* [DIRECTIONS]:
For the material that follows, list every line containing the word "Imagery".

* [EXCERPTED RECORDS]:
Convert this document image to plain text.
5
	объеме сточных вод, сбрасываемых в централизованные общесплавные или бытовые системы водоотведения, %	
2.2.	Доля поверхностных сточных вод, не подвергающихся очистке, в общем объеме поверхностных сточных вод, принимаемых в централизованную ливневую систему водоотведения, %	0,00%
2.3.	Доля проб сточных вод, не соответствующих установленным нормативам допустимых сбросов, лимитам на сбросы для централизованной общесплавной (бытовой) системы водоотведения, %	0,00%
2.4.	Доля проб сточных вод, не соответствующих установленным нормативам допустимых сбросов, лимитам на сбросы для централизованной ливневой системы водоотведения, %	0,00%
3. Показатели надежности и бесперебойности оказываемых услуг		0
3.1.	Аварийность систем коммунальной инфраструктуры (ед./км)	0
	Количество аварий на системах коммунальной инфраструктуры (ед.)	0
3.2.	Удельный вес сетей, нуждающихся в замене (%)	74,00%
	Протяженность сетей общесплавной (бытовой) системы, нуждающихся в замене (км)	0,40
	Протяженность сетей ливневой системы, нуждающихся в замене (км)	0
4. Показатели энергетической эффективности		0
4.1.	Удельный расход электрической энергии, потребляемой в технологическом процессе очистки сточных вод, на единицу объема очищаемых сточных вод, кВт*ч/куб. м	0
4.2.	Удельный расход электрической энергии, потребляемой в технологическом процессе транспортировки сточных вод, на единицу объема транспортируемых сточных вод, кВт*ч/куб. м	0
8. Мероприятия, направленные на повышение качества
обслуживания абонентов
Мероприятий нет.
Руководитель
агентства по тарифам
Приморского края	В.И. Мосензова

...

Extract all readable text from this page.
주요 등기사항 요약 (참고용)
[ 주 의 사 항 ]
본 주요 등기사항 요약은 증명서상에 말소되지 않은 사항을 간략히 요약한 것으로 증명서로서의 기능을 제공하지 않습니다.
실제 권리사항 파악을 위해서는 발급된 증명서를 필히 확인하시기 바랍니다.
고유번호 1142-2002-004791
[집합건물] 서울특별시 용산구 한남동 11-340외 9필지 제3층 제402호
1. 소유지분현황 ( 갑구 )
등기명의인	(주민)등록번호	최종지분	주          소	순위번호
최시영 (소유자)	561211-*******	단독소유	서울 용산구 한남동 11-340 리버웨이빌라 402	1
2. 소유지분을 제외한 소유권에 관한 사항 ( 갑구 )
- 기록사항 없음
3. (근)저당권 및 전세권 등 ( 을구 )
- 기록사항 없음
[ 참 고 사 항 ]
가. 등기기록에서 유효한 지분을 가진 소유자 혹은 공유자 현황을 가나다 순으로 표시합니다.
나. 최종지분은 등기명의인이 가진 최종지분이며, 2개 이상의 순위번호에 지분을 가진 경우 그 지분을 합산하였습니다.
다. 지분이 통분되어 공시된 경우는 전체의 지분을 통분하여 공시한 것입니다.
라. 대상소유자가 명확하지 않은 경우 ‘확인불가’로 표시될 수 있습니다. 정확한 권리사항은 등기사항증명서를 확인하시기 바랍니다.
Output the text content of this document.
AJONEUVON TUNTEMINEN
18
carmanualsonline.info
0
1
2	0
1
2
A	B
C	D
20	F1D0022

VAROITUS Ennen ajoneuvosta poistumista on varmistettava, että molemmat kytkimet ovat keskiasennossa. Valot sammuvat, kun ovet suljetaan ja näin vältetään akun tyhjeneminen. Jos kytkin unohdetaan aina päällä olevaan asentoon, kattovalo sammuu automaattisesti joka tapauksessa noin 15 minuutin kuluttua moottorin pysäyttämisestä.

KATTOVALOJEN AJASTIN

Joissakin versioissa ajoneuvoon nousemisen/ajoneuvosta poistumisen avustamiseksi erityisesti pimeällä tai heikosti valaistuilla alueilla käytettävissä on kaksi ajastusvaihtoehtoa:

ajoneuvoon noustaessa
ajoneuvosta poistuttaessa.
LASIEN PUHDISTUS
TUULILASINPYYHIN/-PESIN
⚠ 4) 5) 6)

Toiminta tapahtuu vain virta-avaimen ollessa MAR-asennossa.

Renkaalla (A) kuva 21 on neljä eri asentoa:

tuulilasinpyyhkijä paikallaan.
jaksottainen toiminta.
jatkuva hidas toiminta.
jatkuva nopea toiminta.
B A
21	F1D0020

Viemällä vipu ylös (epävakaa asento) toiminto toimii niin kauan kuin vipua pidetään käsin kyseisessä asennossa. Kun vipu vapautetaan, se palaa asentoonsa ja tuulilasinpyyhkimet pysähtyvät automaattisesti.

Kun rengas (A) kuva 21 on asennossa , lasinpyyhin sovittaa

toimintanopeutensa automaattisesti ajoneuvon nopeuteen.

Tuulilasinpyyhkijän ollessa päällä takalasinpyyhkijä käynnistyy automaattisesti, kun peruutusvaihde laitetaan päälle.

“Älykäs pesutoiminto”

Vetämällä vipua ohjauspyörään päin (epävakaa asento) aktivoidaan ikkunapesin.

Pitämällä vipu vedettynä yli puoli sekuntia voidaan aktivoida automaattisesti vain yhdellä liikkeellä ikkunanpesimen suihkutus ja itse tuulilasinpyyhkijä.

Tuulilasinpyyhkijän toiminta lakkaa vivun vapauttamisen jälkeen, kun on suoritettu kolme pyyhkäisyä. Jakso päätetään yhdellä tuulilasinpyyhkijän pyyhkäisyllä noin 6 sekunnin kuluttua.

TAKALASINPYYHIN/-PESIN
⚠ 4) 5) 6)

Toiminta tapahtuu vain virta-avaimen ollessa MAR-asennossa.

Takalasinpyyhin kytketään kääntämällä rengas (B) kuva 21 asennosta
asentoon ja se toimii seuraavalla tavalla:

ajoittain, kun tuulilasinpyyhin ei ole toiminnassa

---

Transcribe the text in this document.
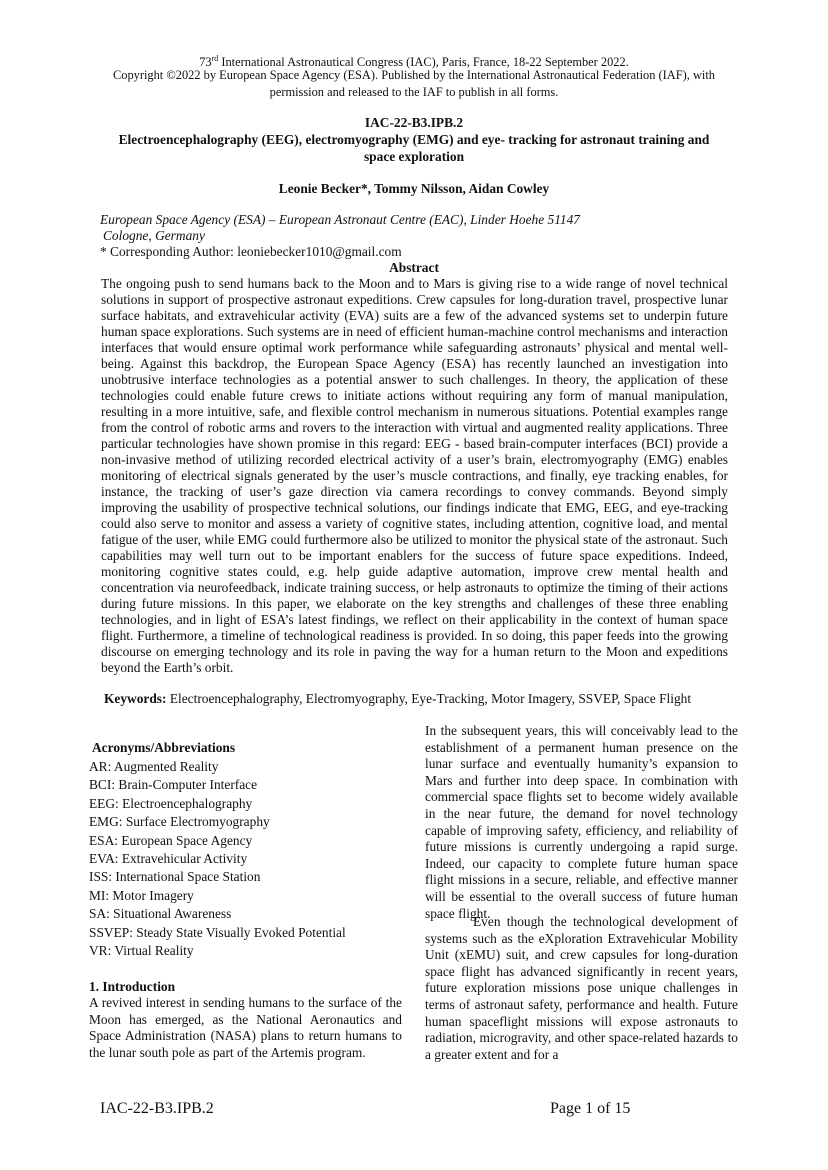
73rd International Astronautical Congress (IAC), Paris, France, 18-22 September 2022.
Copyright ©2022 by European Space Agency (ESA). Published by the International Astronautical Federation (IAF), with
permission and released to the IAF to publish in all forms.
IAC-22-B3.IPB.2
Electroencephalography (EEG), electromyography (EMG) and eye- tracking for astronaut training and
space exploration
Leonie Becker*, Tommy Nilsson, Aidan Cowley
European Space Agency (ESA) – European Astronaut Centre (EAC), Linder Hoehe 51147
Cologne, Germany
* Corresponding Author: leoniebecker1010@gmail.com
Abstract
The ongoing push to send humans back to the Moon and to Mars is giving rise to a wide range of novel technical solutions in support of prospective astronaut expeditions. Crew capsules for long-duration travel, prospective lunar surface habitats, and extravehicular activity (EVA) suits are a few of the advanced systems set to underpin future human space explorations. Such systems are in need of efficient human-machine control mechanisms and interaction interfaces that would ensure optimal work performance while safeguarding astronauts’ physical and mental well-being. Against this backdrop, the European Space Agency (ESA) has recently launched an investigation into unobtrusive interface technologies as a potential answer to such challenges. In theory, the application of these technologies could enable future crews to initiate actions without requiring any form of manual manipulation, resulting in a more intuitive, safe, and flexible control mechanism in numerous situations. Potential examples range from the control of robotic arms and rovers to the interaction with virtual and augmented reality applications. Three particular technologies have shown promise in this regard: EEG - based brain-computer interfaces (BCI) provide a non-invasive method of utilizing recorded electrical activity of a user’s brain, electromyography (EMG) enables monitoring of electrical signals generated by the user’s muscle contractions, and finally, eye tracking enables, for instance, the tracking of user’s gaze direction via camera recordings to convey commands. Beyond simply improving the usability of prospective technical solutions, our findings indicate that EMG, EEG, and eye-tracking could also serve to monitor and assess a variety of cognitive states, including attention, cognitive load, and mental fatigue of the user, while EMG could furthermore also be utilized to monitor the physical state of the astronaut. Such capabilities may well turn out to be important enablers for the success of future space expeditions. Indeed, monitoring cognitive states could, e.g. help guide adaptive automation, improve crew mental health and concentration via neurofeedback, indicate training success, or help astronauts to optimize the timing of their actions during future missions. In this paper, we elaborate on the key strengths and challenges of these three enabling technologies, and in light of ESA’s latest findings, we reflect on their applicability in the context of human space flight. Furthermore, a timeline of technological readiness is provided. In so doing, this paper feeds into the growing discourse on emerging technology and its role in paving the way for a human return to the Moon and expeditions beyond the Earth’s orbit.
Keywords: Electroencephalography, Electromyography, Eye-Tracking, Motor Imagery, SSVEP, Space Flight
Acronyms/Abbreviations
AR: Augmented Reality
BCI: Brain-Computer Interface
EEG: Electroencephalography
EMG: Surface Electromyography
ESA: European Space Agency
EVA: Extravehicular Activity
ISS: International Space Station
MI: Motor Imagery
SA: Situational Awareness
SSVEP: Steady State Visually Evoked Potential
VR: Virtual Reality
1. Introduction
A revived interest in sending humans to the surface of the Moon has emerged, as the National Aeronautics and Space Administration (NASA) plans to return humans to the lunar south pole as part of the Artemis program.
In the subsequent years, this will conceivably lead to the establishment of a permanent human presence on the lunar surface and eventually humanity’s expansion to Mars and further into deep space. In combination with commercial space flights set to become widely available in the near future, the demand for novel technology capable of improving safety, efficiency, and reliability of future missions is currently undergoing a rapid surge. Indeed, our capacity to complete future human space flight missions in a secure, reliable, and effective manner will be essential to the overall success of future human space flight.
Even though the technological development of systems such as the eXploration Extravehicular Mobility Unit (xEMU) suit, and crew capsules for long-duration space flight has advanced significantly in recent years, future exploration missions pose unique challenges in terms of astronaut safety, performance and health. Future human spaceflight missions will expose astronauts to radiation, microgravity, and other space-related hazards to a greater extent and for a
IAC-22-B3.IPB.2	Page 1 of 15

* [FINISHED TASK]:
Keywords: Electroencephalography, Electromyography, Eye-Tracking, Motor Imagery, SSVEP, Space Flight
MI: Motor Imagery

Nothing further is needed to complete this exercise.